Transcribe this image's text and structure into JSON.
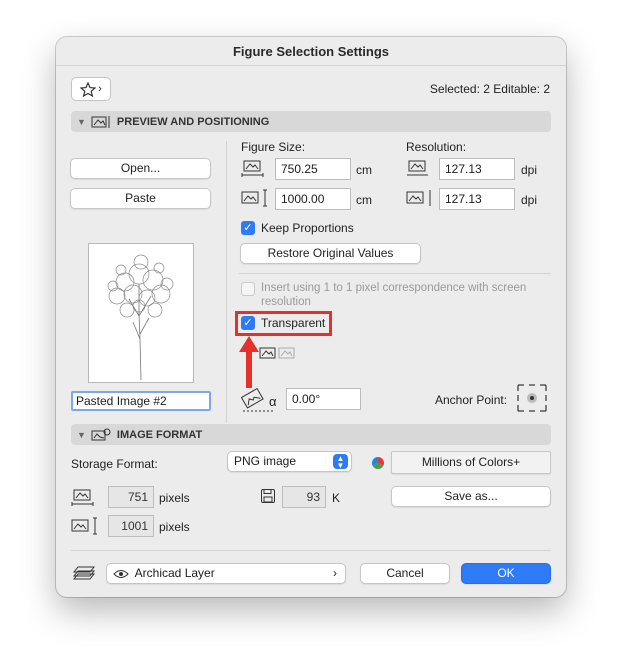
{
  "window": {
    "title": "Figure Selection Settings"
  },
  "header": {
    "selection_info": "Selected: 2 Editable: 2"
  },
  "sections": {
    "preview": "PREVIEW AND POSITIONING",
    "image_format": "IMAGE FORMAT"
  },
  "preview": {
    "open_label": "Open...",
    "paste_label": "Paste",
    "figure_size_label": "Figure Size:",
    "resolution_label": "Resolution:",
    "width_value": "750.25",
    "height_value": "1000.00",
    "size_unit": "cm",
    "res_x_value": "127.13",
    "res_y_value": "127.13",
    "res_unit": "dpi",
    "keep_proportions_label": "Keep Proportions",
    "keep_proportions_checked": true,
    "restore_label": "Restore Original Values",
    "insert_pixel_label": "Insert using 1 to 1 pixel correspondence with screen resolution",
    "insert_pixel_checked": false,
    "transparent_label": "Transparent",
    "transparent_checked": true,
    "image_name": "Pasted Image #2",
    "angle_value": "0.00°",
    "angle_symbol": "α",
    "anchor_label": "Anchor Point:"
  },
  "image_format": {
    "storage_label": "Storage Format:",
    "format_value": "PNG image",
    "colors_label": "Millions of Colors+",
    "width_pixels": "751",
    "height_pixels": "1001",
    "pixels_unit": "pixels",
    "size_value": "93",
    "size_unit": "K",
    "save_as_label": "Save as..."
  },
  "footer": {
    "layer_label": "Archicad Layer",
    "cancel_label": "Cancel",
    "ok_label": "OK"
  },
  "colors": {
    "accent": "#2f7bf6",
    "highlight": "#e4322b"
  },
  "icons": [
    "star-icon",
    "chevron-right-icon",
    "disclosure-triangle-icon",
    "figure-width-icon",
    "figure-height-icon",
    "transparent-toggle-icon",
    "rotation-angle-icon",
    "anchor-point-icon",
    "color-wheel-icon",
    "disk-icon",
    "layer-icon",
    "eye-icon"
  ]
}
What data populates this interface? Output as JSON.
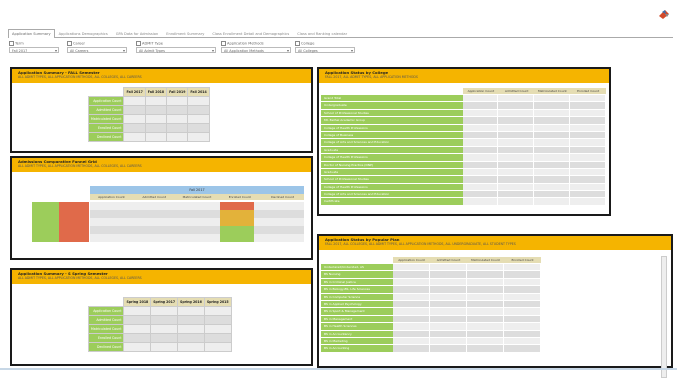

▶ [GIVEN INSTRUCTION]
Transcribe each entry above exactly, apart from the pictures.

▶ [THE OUTPUT]
Transcribe this image's text and structure into JSON.
{
  "window": {
    "title": "Figure Selection Settings"
  },
  "header": {
    "selection_info": "Selected: 2 Editable: 2"
  },
  "sections": {
    "preview": "PREVIEW AND POSITIONING",
    "image_format": "IMAGE FORMAT"
  },
  "preview": {
    "open_label": "Open...",
    "paste_label": "Paste",
    "figure_size_label": "Figure Size:",
    "resolution_label": "Resolution:",
    "width_value": "750.25",
    "height_value": "1000.00",
    "size_unit": "cm",
    "res_x_value": "127.13",
    "res_y_value": "127.13",
    "res_unit": "dpi",
    "keep_proportions_label": "Keep Proportions",
    "keep_proportions_checked": true,
    "restore_label": "Restore Original Values",
    "insert_pixel_label": "Insert using 1 to 1 pixel correspondence with screen resolution",
    "insert_pixel_checked": false,
    "transparent_label": "Transparent",
    "transparent_checked": true,
    "image_name": "Pasted Image #2",
    "angle_value": "0.00°",
    "angle_symbol": "α",
    "anchor_label": "Anchor Point:"
  },
  "image_format": {
    "storage_label": "Storage Format:",
    "format_value": "PNG image",
    "colors_label": "Millions of Colors+",
    "width_pixels": "751",
    "height_pixels": "1001",
    "pixels_unit": "pixels",
    "size_value": "93",
    "size_unit": "K",
    "save_as_label": "Save as..."
  },
  "footer": {
    "layer_label": "Archicad Layer",
    "cancel_label": "Cancel",
    "ok_label": "OK"
  },
  "colors": {
    "accent": "#2f7bf6",
    "highlight": "#e4322b"
  },
  "icons": [
    "star-icon",
    "chevron-right-icon",
    "disclosure-triangle-icon",
    "figure-width-icon",
    "figure-height-icon",
    "transparent-toggle-icon",
    "rotation-angle-icon",
    "anchor-point-icon",
    "color-wheel-icon",
    "disk-icon",
    "layer-icon",
    "eye-icon"
  ]
}
What data populates this interface? Output as JSON.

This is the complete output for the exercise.